Saved entries:
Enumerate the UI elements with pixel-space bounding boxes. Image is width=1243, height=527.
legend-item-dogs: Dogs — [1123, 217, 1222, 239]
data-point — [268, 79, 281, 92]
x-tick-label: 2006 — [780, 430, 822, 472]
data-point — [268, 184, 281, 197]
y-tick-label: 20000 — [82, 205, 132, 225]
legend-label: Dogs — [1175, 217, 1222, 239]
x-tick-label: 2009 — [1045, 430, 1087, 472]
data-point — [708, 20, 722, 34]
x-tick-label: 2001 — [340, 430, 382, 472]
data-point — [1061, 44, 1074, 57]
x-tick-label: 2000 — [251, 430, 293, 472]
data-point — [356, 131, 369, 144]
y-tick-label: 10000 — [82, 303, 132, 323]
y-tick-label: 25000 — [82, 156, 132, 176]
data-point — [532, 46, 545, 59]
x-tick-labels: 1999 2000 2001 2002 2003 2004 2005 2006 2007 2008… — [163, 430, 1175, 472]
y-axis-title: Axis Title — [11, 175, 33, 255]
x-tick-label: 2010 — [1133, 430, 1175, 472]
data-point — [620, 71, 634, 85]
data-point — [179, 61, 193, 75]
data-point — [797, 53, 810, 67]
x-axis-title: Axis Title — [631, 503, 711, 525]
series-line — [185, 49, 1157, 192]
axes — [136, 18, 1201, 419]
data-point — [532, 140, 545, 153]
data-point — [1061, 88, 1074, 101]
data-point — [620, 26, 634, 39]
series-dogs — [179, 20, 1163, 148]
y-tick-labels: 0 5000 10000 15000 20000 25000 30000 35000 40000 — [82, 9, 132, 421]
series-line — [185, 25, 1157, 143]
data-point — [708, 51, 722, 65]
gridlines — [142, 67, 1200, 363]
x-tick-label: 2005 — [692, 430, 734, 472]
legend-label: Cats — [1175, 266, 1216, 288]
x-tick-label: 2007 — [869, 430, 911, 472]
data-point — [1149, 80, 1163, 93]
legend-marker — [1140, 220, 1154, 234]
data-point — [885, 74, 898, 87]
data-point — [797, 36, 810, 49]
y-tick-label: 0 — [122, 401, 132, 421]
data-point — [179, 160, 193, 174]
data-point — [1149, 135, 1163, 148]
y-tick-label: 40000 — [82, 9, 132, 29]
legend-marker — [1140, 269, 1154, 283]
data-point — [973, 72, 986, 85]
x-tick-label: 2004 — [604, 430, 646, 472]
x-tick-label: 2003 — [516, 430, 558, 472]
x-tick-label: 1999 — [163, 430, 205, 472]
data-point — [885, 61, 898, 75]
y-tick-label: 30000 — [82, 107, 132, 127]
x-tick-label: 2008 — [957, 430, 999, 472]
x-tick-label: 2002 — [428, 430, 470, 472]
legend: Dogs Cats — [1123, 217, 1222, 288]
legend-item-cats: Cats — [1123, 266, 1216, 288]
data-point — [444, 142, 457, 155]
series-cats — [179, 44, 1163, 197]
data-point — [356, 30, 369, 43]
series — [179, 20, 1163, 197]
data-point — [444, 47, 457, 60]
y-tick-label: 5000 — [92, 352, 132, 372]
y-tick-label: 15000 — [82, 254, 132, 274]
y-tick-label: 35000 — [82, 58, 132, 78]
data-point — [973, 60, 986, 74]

■ SHORT EXERCISE
Change every "data-point" in the rows above to "data-marker" and leave everything else as it is.

■ ANSWER TO THE EXERCISE
Enumerate the UI elements with pixel-space bounding boxes. Image is width=1243, height=527.
legend-item-dogs: Dogs — [1123, 217, 1222, 239]
data-marker — [268, 79, 281, 92]
x-tick-label: 2006 — [780, 430, 822, 472]
data-marker — [268, 184, 281, 197]
y-tick-label: 20000 — [82, 205, 132, 225]
legend-label: Dogs — [1175, 217, 1222, 239]
x-tick-label: 2009 — [1045, 430, 1087, 472]
data-marker — [708, 20, 722, 34]
x-tick-label: 2001 — [340, 430, 382, 472]
data-marker — [1061, 44, 1074, 57]
x-tick-label: 2000 — [251, 430, 293, 472]
data-marker — [356, 131, 369, 144]
y-tick-label: 10000 — [82, 303, 132, 323]
y-tick-label: 25000 — [82, 156, 132, 176]
data-marker — [532, 46, 545, 59]
x-tick-labels: 1999 2000 2001 2002 2003 2004 2005 2006 2007 2008… — [163, 430, 1175, 472]
y-axis-title: Axis Title — [11, 175, 33, 255]
x-tick-label: 2010 — [1133, 430, 1175, 472]
data-marker — [620, 71, 634, 85]
data-marker — [179, 61, 193, 75]
data-marker — [797, 53, 810, 67]
x-axis-title: Axis Title — [631, 503, 711, 525]
series-line — [185, 49, 1157, 192]
axes — [136, 18, 1201, 419]
data-marker — [532, 140, 545, 153]
data-marker — [1061, 88, 1074, 101]
data-marker — [620, 26, 634, 39]
series-dogs — [179, 20, 1163, 148]
y-tick-labels: 0 5000 10000 15000 20000 25000 30000 35000 40000 — [82, 9, 132, 421]
series-line — [185, 25, 1157, 143]
data-marker — [708, 51, 722, 65]
gridlines — [142, 67, 1200, 363]
x-tick-label: 2005 — [692, 430, 734, 472]
legend-label: Cats — [1175, 266, 1216, 288]
x-tick-label: 2007 — [869, 430, 911, 472]
data-marker — [1149, 80, 1163, 93]
legend-marker — [1140, 220, 1154, 234]
data-marker — [885, 74, 898, 87]
data-marker — [797, 36, 810, 49]
y-tick-label: 0 — [122, 401, 132, 421]
data-marker — [179, 160, 193, 174]
data-marker — [1149, 135, 1163, 148]
y-tick-label: 40000 — [82, 9, 132, 29]
legend-marker — [1140, 269, 1154, 283]
data-marker — [973, 72, 986, 85]
x-tick-label: 2004 — [604, 430, 646, 472]
x-tick-label: 2003 — [516, 430, 558, 472]
x-tick-label: 1999 — [163, 430, 205, 472]
data-marker — [885, 61, 898, 75]
y-tick-label: 30000 — [82, 107, 132, 127]
x-tick-label: 2008 — [957, 430, 999, 472]
x-tick-label: 2002 — [428, 430, 470, 472]
legend: Dogs Cats — [1123, 217, 1222, 288]
legend-item-cats: Cats — [1123, 266, 1216, 288]
data-marker — [444, 142, 457, 155]
series-cats — [179, 44, 1163, 197]
data-marker — [356, 30, 369, 43]
series — [179, 20, 1163, 197]
data-marker — [444, 47, 457, 60]
y-tick-label: 5000 — [92, 352, 132, 372]
y-tick-label: 15000 — [82, 254, 132, 274]
y-tick-label: 35000 — [82, 58, 132, 78]
data-marker — [973, 60, 986, 74]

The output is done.